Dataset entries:
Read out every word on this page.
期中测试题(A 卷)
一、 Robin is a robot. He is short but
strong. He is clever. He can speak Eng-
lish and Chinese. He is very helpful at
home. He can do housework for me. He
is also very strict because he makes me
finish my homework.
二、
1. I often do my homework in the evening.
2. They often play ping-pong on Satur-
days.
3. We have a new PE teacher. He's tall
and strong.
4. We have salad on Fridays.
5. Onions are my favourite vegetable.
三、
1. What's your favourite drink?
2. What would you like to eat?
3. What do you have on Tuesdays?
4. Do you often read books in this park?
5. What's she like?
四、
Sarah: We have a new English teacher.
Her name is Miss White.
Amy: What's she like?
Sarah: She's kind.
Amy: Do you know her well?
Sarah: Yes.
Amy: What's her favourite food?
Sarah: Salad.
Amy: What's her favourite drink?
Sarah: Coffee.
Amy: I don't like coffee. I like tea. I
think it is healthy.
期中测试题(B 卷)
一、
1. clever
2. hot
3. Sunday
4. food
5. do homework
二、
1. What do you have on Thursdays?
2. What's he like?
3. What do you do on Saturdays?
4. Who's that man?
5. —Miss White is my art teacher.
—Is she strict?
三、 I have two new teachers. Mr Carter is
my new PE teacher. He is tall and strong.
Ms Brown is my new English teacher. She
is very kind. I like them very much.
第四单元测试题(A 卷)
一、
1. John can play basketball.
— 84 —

## [Written exercise]
Write the material out again in its entirety, exactly as shown.

## [Written response]
Read out every word on this page.
期中测试题(A 卷)
一、 Robin is a robot. He is short but
strong. He is clever. He can speak Eng-
lish and Chinese. He is very helpful at
home. He can do housework for me. He
is also very strict because he makes me
finish my homework.
二、
1. I often do my homework in the evening.
2. They often play ping-pong on Satur-
days.
3. We have a new PE teacher. He's tall
and strong.
4. We have salad on Fridays.
5. Onions are my favourite vegetable.
三、
1. What's your favourite drink?
2. What would you like to eat?
3. What do you have on Tuesdays?
4. Do you often read books in this park?
5. What's she like?
四、
Sarah: We have a new English teacher.
Her name is Miss White.
Amy: What's she like?
Sarah: She's kind.
Amy: Do you know her well?
Sarah: Yes.
Amy: What's her favourite food?
Sarah: Salad.
Amy: What's her favourite drink?
Sarah: Coffee.
Amy: I don't like coffee. I like tea. I
think it is healthy.
期中测试题(B 卷)
一、
1. clever
2. hot
3. Sunday
4. food
5. do homework
二、
1. What do you have on Thursdays?
2. What's he like?
3. What do you do on Saturdays?
4. Who's that man?
5. —Miss White is my art teacher.
—Is she strict?
三、 I have two new teachers. Mr Carter is
my new PE teacher. He is tall and strong.
Ms Brown is my new English teacher. She
is very kind. I like them very much.
第四单元测试题(A 卷)
一、
1. John can play basketball.
— 84 —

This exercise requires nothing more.